Short task:
Without the pictures, return all of the material exactly as written.

Data:
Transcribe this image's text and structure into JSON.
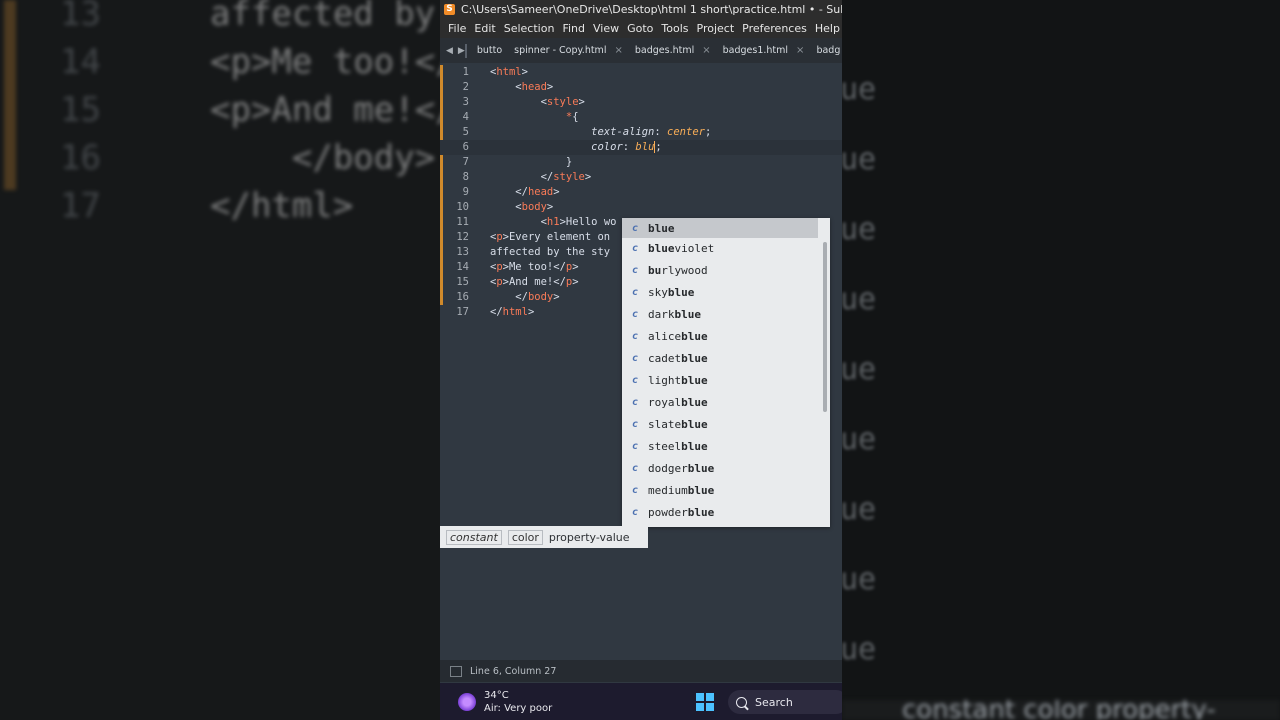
{
  "background": {
    "code_lines": [
      {
        "num": "13",
        "text": "affected by t"
      },
      {
        "num": "14",
        "text": "<p>Me too!</p>"
      },
      {
        "num": "15",
        "text": "<p>And me!</p>"
      },
      {
        "num": "16",
        "text": "    </body>"
      },
      {
        "num": "17",
        "text": "</html>"
      }
    ],
    "right_suffix": "ue",
    "bottom_text": "constant  color  property-value"
  },
  "window": {
    "title": "C:\\Users\\Sameer\\OneDrive\\Desktop\\html 1 short\\practice.html • - Sublime Text (UNREGISTERED)",
    "menu": [
      "File",
      "Edit",
      "Selection",
      "Find",
      "View",
      "Goto",
      "Tools",
      "Project",
      "Preferences",
      "Help"
    ],
    "tabs": [
      {
        "label": "butto",
        "close": ""
      },
      {
        "label": "spinner - Copy.html",
        "close": "×"
      },
      {
        "label": "badges.html",
        "close": "×"
      },
      {
        "label": "badges1.html",
        "close": "×"
      },
      {
        "label": "badg",
        "close": ""
      }
    ],
    "accent": "#f28c28"
  },
  "editor": {
    "lines": [
      {
        "num": "1",
        "code": "<html>"
      },
      {
        "num": "2",
        "code": "    <head>"
      },
      {
        "num": "3",
        "code": "        <style>"
      },
      {
        "num": "4",
        "code": "            *{"
      },
      {
        "num": "5",
        "code": "                text-align: center;"
      },
      {
        "num": "6",
        "code": "                color: blu;"
      },
      {
        "num": "7",
        "code": "            }"
      },
      {
        "num": "8",
        "code": "        </style>"
      },
      {
        "num": "9",
        "code": "    </head>"
      },
      {
        "num": "10",
        "code": "    <body>"
      },
      {
        "num": "11",
        "code": "        <h1>Hello wo"
      },
      {
        "num": "12",
        "code": "<p>Every element on"
      },
      {
        "num": "13",
        "code": "affected by the sty"
      },
      {
        "num": "14",
        "code": "<p>Me too!</p>"
      },
      {
        "num": "15",
        "code": "<p>And me!</p>"
      },
      {
        "num": "16",
        "code": "    </body>"
      },
      {
        "num": "17",
        "code": "</html>"
      }
    ],
    "active_line": "6"
  },
  "autocomplete": {
    "items": [
      {
        "kind": "c",
        "label": "blue"
      },
      {
        "kind": "c",
        "label": "blueviolet"
      },
      {
        "kind": "c",
        "label": "burlywood"
      },
      {
        "kind": "c",
        "label": "skyblue"
      },
      {
        "kind": "c",
        "label": "darkblue"
      },
      {
        "kind": "c",
        "label": "aliceblue"
      },
      {
        "kind": "c",
        "label": "cadetblue"
      },
      {
        "kind": "c",
        "label": "lightblue"
      },
      {
        "kind": "c",
        "label": "royalblue"
      },
      {
        "kind": "c",
        "label": "slateblue"
      },
      {
        "kind": "c",
        "label": "steelblue"
      },
      {
        "kind": "c",
        "label": "dodgerblue"
      },
      {
        "kind": "c",
        "label": "mediumblue"
      },
      {
        "kind": "c",
        "label": "powderblue"
      }
    ],
    "footer": {
      "kind": "constant",
      "type": "color",
      "desc": "property-value"
    }
  },
  "statusbar": {
    "position": "Line 6, Column 27"
  },
  "taskbar": {
    "temperature": "34°C",
    "air": "Air: Very poor",
    "search_label": "Search"
  }
}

The response:
Transcribe this image's text and structure into JSON.
{
  "background": {
    "code_lines": [
      {
        "num": "13",
        "text": "affected by t"
      },
      {
        "num": "14",
        "text": "<p>Me too!</p>"
      },
      {
        "num": "15",
        "text": "<p>And me!</p>"
      },
      {
        "num": "16",
        "text": "    </body>"
      },
      {
        "num": "17",
        "text": "</html>"
      }
    ],
    "right_suffix": "ue",
    "bottom_text": "constant  color  property-value"
  },
  "window": {
    "title": "C:\\Users\\Sameer\\OneDrive\\Desktop\\html 1 short\\practice.html • - Sublime Text (UNREGISTERED)",
    "menu": [
      "File",
      "Edit",
      "Selection",
      "Find",
      "View",
      "Goto",
      "Tools",
      "Project",
      "Preferences",
      "Help"
    ],
    "tabs": [
      {
        "label": "butto",
        "close": ""
      },
      {
        "label": "spinner - Copy.html",
        "close": "×"
      },
      {
        "label": "badges.html",
        "close": "×"
      },
      {
        "label": "badges1.html",
        "close": "×"
      },
      {
        "label": "badg",
        "close": ""
      }
    ],
    "accent": "#f28c28"
  },
  "editor": {
    "lines": [
      {
        "num": "1",
        "code": "<html>"
      },
      {
        "num": "2",
        "code": "    <head>"
      },
      {
        "num": "3",
        "code": "        <style>"
      },
      {
        "num": "4",
        "code": "            *{"
      },
      {
        "num": "5",
        "code": "                text-align: center;"
      },
      {
        "num": "6",
        "code": "                color: blu;"
      },
      {
        "num": "7",
        "code": "            }"
      },
      {
        "num": "8",
        "code": "        </style>"
      },
      {
        "num": "9",
        "code": "    </head>"
      },
      {
        "num": "10",
        "code": "    <body>"
      },
      {
        "num": "11",
        "code": "        <h1>Hello wo"
      },
      {
        "num": "12",
        "code": "<p>Every element on"
      },
      {
        "num": "13",
        "code": "affected by the sty"
      },
      {
        "num": "14",
        "code": "<p>Me too!</p>"
      },
      {
        "num": "15",
        "code": "<p>And me!</p>"
      },
      {
        "num": "16",
        "code": "    </body>"
      },
      {
        "num": "17",
        "code": "</html>"
      }
    ],
    "active_line": "6"
  },
  "autocomplete": {
    "items": [
      {
        "kind": "c",
        "label": "blue"
      },
      {
        "kind": "c",
        "label": "blueviolet"
      },
      {
        "kind": "c",
        "label": "burlywood"
      },
      {
        "kind": "c",
        "label": "skyblue"
      },
      {
        "kind": "c",
        "label": "darkblue"
      },
      {
        "kind": "c",
        "label": "aliceblue"
      },
      {
        "kind": "c",
        "label": "cadetblue"
      },
      {
        "kind": "c",
        "label": "lightblue"
      },
      {
        "kind": "c",
        "label": "royalblue"
      },
      {
        "kind": "c",
        "label": "slateblue"
      },
      {
        "kind": "c",
        "label": "steelblue"
      },
      {
        "kind": "c",
        "label": "dodgerblue"
      },
      {
        "kind": "c",
        "label": "mediumblue"
      },
      {
        "kind": "c",
        "label": "powderblue"
      }
    ],
    "footer": {
      "kind": "constant",
      "type": "color",
      "desc": "property-value"
    }
  },
  "statusbar": {
    "position": "Line 6, Column 27"
  },
  "taskbar": {
    "temperature": "34°C",
    "air": "Air: Very poor",
    "search_label": "Search"
  }
}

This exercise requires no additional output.